##### DATA SHOWN

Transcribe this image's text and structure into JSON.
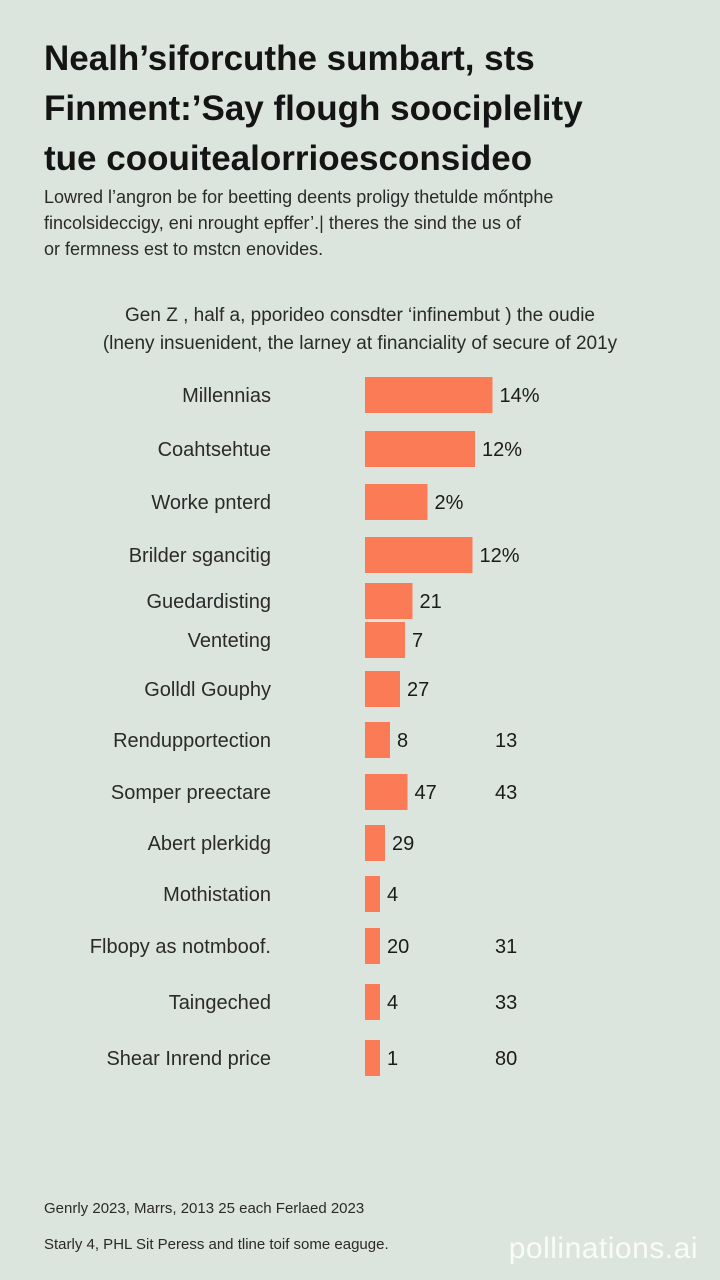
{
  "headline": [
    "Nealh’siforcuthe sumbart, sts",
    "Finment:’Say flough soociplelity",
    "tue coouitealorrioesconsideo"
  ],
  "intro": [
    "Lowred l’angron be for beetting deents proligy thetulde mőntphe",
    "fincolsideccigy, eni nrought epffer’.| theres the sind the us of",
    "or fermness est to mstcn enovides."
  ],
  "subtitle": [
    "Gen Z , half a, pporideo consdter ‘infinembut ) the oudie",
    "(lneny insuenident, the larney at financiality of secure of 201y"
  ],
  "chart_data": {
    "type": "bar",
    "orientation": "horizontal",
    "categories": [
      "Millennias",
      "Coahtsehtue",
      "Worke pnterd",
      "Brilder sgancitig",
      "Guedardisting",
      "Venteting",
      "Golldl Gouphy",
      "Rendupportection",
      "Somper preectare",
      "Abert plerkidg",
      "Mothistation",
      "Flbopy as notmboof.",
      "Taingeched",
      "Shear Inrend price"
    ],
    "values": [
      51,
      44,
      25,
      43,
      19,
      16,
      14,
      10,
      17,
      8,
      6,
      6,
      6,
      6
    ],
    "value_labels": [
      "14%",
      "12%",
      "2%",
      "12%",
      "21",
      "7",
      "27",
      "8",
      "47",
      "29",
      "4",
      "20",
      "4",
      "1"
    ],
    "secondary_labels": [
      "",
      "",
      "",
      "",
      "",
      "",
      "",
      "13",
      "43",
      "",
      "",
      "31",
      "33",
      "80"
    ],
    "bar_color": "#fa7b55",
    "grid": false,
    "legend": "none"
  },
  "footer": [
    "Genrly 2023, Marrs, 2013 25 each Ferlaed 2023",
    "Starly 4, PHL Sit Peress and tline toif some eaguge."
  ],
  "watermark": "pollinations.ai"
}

##########
##### DATA SHOWN

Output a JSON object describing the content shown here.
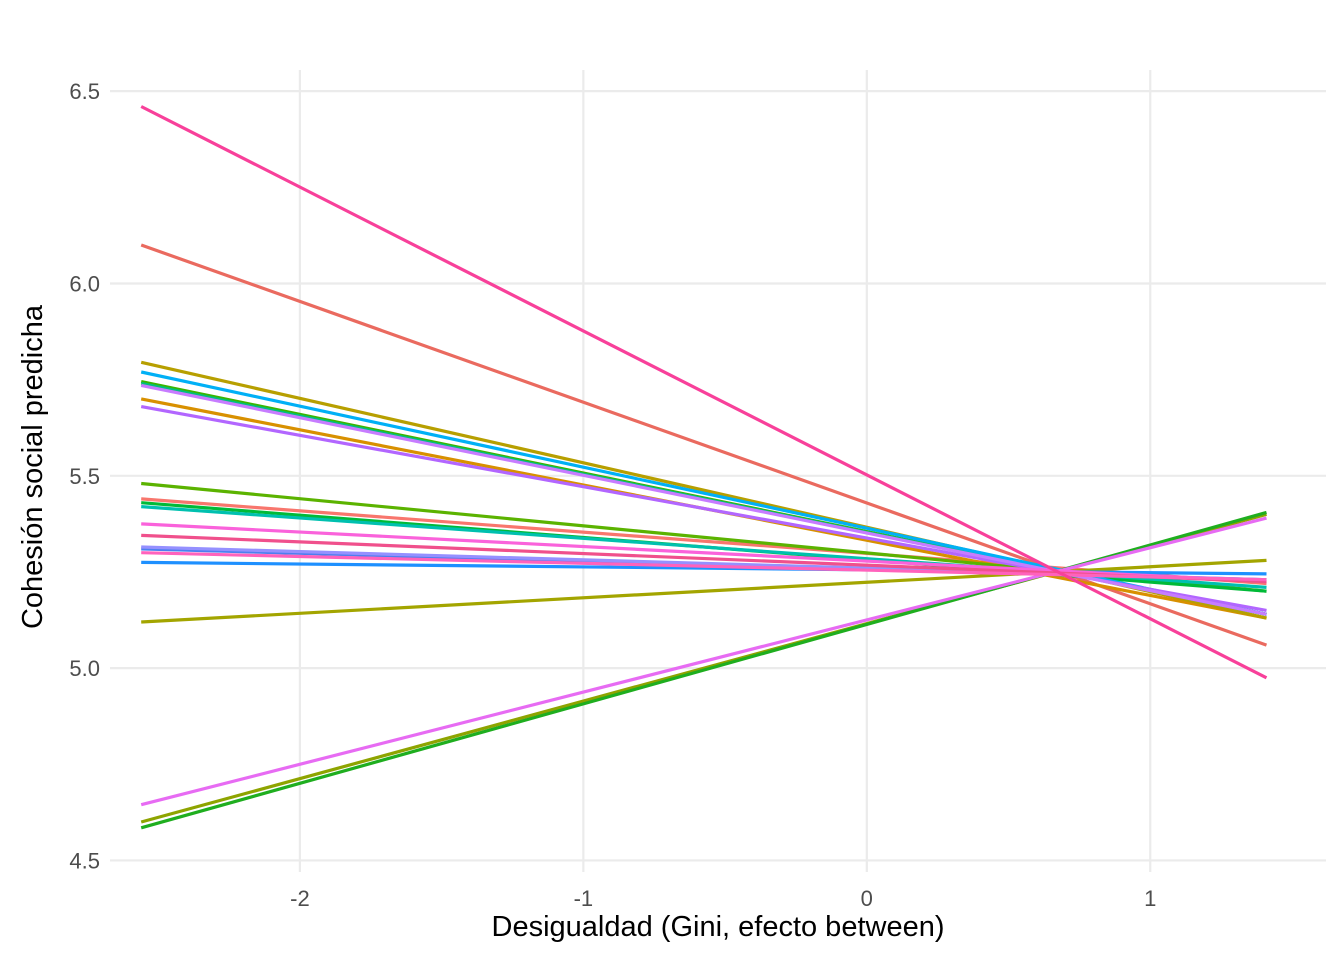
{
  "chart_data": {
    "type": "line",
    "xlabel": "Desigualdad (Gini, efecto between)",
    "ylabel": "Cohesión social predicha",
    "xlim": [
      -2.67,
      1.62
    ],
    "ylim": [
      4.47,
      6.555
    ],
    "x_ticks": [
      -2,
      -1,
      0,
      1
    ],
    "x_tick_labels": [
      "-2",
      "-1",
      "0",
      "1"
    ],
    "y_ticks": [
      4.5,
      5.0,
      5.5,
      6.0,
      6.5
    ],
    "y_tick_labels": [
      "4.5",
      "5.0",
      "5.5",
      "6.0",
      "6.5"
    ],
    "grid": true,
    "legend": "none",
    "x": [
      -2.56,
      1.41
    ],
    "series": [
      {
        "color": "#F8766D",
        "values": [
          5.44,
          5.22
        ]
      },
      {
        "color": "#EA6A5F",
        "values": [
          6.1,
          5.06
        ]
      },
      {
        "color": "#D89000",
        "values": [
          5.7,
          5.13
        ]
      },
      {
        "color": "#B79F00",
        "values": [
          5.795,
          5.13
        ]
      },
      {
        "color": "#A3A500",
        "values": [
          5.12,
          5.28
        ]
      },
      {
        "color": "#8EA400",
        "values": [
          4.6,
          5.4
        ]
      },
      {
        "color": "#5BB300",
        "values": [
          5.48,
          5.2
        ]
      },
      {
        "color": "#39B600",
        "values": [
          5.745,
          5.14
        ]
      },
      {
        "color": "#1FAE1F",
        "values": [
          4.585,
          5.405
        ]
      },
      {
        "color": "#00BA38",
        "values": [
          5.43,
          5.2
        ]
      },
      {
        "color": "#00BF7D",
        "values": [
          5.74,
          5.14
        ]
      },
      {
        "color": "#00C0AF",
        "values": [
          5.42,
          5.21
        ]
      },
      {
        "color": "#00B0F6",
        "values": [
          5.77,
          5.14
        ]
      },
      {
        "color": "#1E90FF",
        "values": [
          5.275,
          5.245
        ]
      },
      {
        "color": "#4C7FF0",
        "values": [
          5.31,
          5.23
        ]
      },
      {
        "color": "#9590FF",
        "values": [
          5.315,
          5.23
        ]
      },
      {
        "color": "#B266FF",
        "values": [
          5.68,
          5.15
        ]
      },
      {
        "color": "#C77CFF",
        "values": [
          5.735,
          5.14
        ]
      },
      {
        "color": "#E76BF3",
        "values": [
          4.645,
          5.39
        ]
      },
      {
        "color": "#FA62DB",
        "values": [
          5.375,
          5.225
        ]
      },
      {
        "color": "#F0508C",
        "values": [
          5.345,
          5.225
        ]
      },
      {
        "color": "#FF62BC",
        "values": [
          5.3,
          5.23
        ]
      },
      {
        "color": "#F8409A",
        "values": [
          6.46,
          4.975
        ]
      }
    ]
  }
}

##########

DESCRIPTION OF THE TASK: Copy out every line from the data above that has "JSON" in it.

FINAL RESULT:
Transcribe this image's text and structure into JSON.
Output a JSON object describing the content shown here.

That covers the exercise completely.